**CHALLENGES**
- 1) In the basketball interview, which team was everything to Willie McGee when he was growing up in Chicago?
- 2) Extract the passage of the basketball interview starting with "WM: Yeah, during" and going on through "young was always basketball.".
- 3) Please extend the basketball interview, picking up right after its final line.

**TEXT BLOCK**
::::::::::
MD = Michael Dequina; WM = Willie McGee



MD: Were you always a big basketball fan, and were you always interested in playing basketball?

WM: Oh yeah, always. I grew up in Chicago, so the Bulls were everything to me.

MD: During the big Bulls era.

WM: Yeah, during the first threepeat. During the second threepeat I was in Ohio; I moved in with my brother. Growing up I wanted to be just like my older brother; he had gotten a scholarship to play basketball in Akron, and he had made a great name for himself in the city of Chicago and won a state championship--I think the first school from the city to win it during that time in 12 years. He was my everything growing up, so I definitely wanted to be like him. And my father played basketball, and a basketball court was across the street where I grew up at, so that's all I knew.

MD: You played other sports, right? You also played football, correct?

WM: I ended up playing football when I got to high school.

MD: But the one sport you loved from when you were young was always basketball.

WM: The one sport was always basketball. I wanted to play football when I was younger, but I was always taller and bigger, and so they would have to put me up two grade levels due to my size. You have to make your weight limit, and if you don't make your weight limit, you have to go up to the next age bracket. In what would've been my first year, I was like ten to fifteen pounds over where I should've been for my age, so I would've had to move up. My brother really wasn't for that, and he was a basketball player, and we were always playing. So it was all basketball for me.

MD: At what age did you end up moving to Akron from Chicago?
::::::::::
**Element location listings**
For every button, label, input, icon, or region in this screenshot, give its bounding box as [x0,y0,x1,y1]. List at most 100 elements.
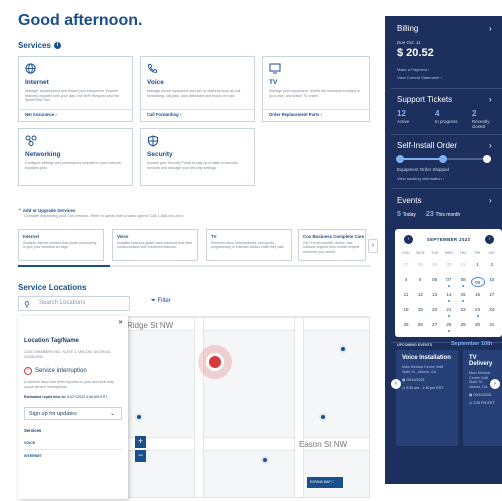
close-icon[interactable]: ✕ [118,319,123,326]
search-locations-input[interactable]: ⚲ Search Locations [18,296,130,311]
calendar-day[interactable]: 2 [485,262,499,267]
chevron-right-icon[interactable]: › [489,24,492,33]
next-month-button[interactable]: › [485,235,494,244]
calendar-day[interactable]: 27 [399,262,413,267]
alert-description: A network issue has been reported in you… [24,380,115,389]
service-card-networking[interactable]: Networking Configure settings and permis… [18,128,133,186]
upgrade-card-tv[interactable]: TV Premium news, entertainment, and sport… [206,229,292,261]
calendar-day[interactable]: 1 [471,262,485,267]
carousel-next-button[interactable]: › [368,239,378,253]
globe-icon [25,63,126,75]
location-pin[interactable] [319,413,327,421]
calendar-day[interactable]: 17 [485,292,499,297]
event-dot [462,285,465,287]
events-next-button[interactable]: › [490,379,500,389]
carousel-scroll-thumb[interactable] [18,265,110,267]
event-date: ▦ 09/10/2023 [402,378,425,383]
calendar-day[interactable]: 13 [428,292,442,297]
weekday-label: THU [459,251,467,255]
location-pin[interactable] [339,345,347,353]
calendar-day[interactable]: 29 [456,322,470,327]
weekday-label: SAT [488,251,496,255]
make-payment-link[interactable]: Make a Payment › [397,67,429,72]
calendar-day[interactable]: 07 [442,277,456,282]
zoom-in-button[interactable]: + [135,436,146,448]
calendar-day[interactable]: 18 [399,307,413,312]
calendar-day[interactable]: 30 [471,322,485,327]
estimated-repair: Estimated repair time to: 01/27/2023 4:5… [24,395,108,399]
support-tickets-heading: Support Tickets [397,95,453,104]
calendar-day[interactable]: 21 [442,307,456,312]
location-pin[interactable] [135,413,143,421]
service-card-voice[interactable]: Voice Manage phone equipment and set up … [140,56,255,122]
calendar-day[interactable]: 4 [399,277,413,282]
card-desc: Access your Security Portal to stay up t… [147,161,238,170]
weekday-label: MON [416,251,425,255]
calendar-day[interactable]: 31 [485,322,499,327]
event-card[interactable]: Voice Installation Main Medical Centre 3… [396,350,458,446]
calendar-day[interactable]: 29 [428,262,442,267]
event-dot [447,330,450,332]
calendar-day[interactable]: 30 [442,262,456,267]
calendar-day[interactable]: 27 [428,322,442,327]
expand-map-button[interactable]: EXPAND MAP ⛶ [307,477,343,488]
calendar-day[interactable]: 16 [471,292,485,297]
location-pin[interactable] [261,456,269,464]
filter-button[interactable]: ⏷ Filter [151,298,171,305]
calendar-day[interactable]: 10 [485,277,499,282]
calendar-day[interactable]: 08 [456,277,470,282]
calendar-day[interactable]: 11 [399,292,413,297]
calendar-day[interactable]: 14 [442,292,456,297]
upgrade-desc: Get IT-level network, device, and softwa… [303,241,360,254]
card-desc: Manage phone equipment and set up featur… [147,89,241,98]
info-icon[interactable]: i [53,42,61,49]
chevron-right-icon[interactable]: › [489,141,492,150]
map-street [194,317,204,497]
billing-heading: Billing [397,24,419,33]
tracking-link[interactable]: View tracking information › [397,176,444,181]
event-card[interactable]: TV Delivery Main Medical Centre 3rd8 Sta… [463,350,502,446]
call-forwarding-link[interactable]: Call Forwarding › [147,112,181,117]
service-item-internet[interactable]: INTERNET [24,454,122,458]
calendar-day[interactable]: 31 [456,262,470,267]
calendar-day[interactable]: 15 [456,292,470,297]
event-title: TV Delivery [469,355,493,367]
zoom-out-button[interactable]: − [135,450,146,462]
outage-pin[interactable] [206,353,224,371]
service-item-voice[interactable]: VOICE [24,441,122,445]
calendar-day[interactable]: 09 [470,277,485,287]
view-statement-link[interactable]: View Current Statement › [397,75,442,80]
service-card-internet[interactable]: Internet Manage, troubleshoot and restar… [18,56,133,122]
calendar-day[interactable]: 22 [456,307,470,312]
events-calendar: ‹ SEPTEMBER 2023 › SUN MON TUE WED THU FRI SAT… [395,229,502,337]
calendar-day[interactable]: 26 [413,322,427,327]
tv-icon [269,63,363,75]
calendar-day[interactable]: 12 [413,292,427,297]
calendar-day[interactable]: 5 [413,277,427,282]
calendar-day[interactable]: 28 [413,262,427,267]
calendar-day[interactable]: 25 [399,322,413,327]
tickets-active-label: Active [397,119,410,124]
chevron-down-icon: ⌄ [109,411,115,417]
calendar-day[interactable]: 23 [471,307,485,312]
upgrade-card-voice[interactable]: Voice Scalable business-grade voice solut… [112,229,198,261]
calendar-day[interactable]: 28 [442,322,456,327]
greeting-heading: Good afternoon. [18,12,143,29]
upcoming-date: September 10th [451,341,493,347]
upgrade-card-complete-care[interactable]: Cox Business Complete Care Get IT-level n… [298,229,366,261]
calendar-day[interactable]: 24 [485,307,499,312]
calendar-day[interactable]: 20 [428,307,442,312]
signup-updates-dropdown[interactable]: Sign up for updates ⌄ [24,407,122,420]
service-card-tv[interactable]: TV Manage your equipment, review the cha… [262,56,370,122]
services-label: Services [24,428,42,433]
order-parts-link[interactable]: Order Replacement Parts › [269,112,322,117]
events-prev-button[interactable]: ‹ [391,379,401,389]
upgrade-card-internet[interactable]: Internet Scalable internet services that … [18,229,104,261]
service-card-security[interactable]: Security Access your Security Portal to … [140,128,255,186]
chevron-right-icon[interactable]: › [489,196,492,205]
net-assurance-link[interactable]: Net Assurance › [25,112,57,117]
calendar-day[interactable]: 19 [413,307,427,312]
chevron-right-icon[interactable]: › [489,95,492,104]
calendar-day[interactable]: 06 [428,277,442,282]
event-dot [447,315,450,317]
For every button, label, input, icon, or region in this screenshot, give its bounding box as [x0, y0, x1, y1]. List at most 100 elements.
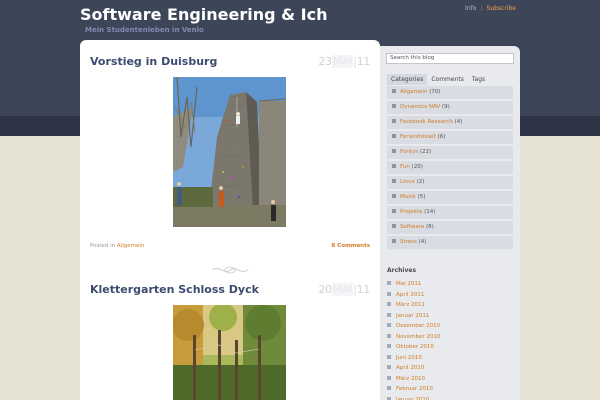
::::::::::
**TASK ANSWERS**
- 1) The Chicago Bulls.

- 2)
WM: Yeah, during the first threepeat. During the second threepeat I was in Ohio; I moved in with my brother. Growing up I wanted to be just like my older brother; he had gotten a scholarship to play basketball in Akron, and he had made a great name for himself in the city of Chicago and won a state championship--I think the first school from the city to win it during that time in 12 years. He was my everything growing up, so I definitely wanted to be like him. And my father played basketball, and a basketball court was across the street where I grew up at, so that's all I knew.

MD: You played other sports, right? You also played football, correct?

WM: I ended up playing football when I got to high school.

MD: But the one sport you loved from when you were young was always basketball.

- 3)
WM: I moved to Akron when I was eight years old. Due to my mother and father having some addictions, my sister was taking care of me. She was my heart and she means everything to me, but during that time, she had two kids of her own. It was very trying for her to maintain my mother, trying to help her raise me as well as her two kids, and I had a younger brother. It was very difficult. I was no more than six or seven, and I was babysitting my two younger nieces and younger brother due to my mother's addictions and my sister having to work and provide for us.

MD: You ended up in Akron because your brother was going to school there.

WM: He had a scholarship to Akron U. He decided to help my mother and my sister out and have me come up for a summer when I was seven. I loved it; he introduced me to everything: took me to the mall for the first time; took me out to eat, to the movies, and stuff like that--just really taught me a lot of things. It was a great time, and it was real trying when I went back, and he had my mother and father's blessing and said I could move up there with him permanently. I give a lot of credit to him and his girlfriend at the time taking on an eight-year-old.

MD: It was a huge sacrifice.

WM: Yeah, huge.

MD: At what point did you join the unit with LeBron [James], Dru [Joyce III], and Sian [Cotton]?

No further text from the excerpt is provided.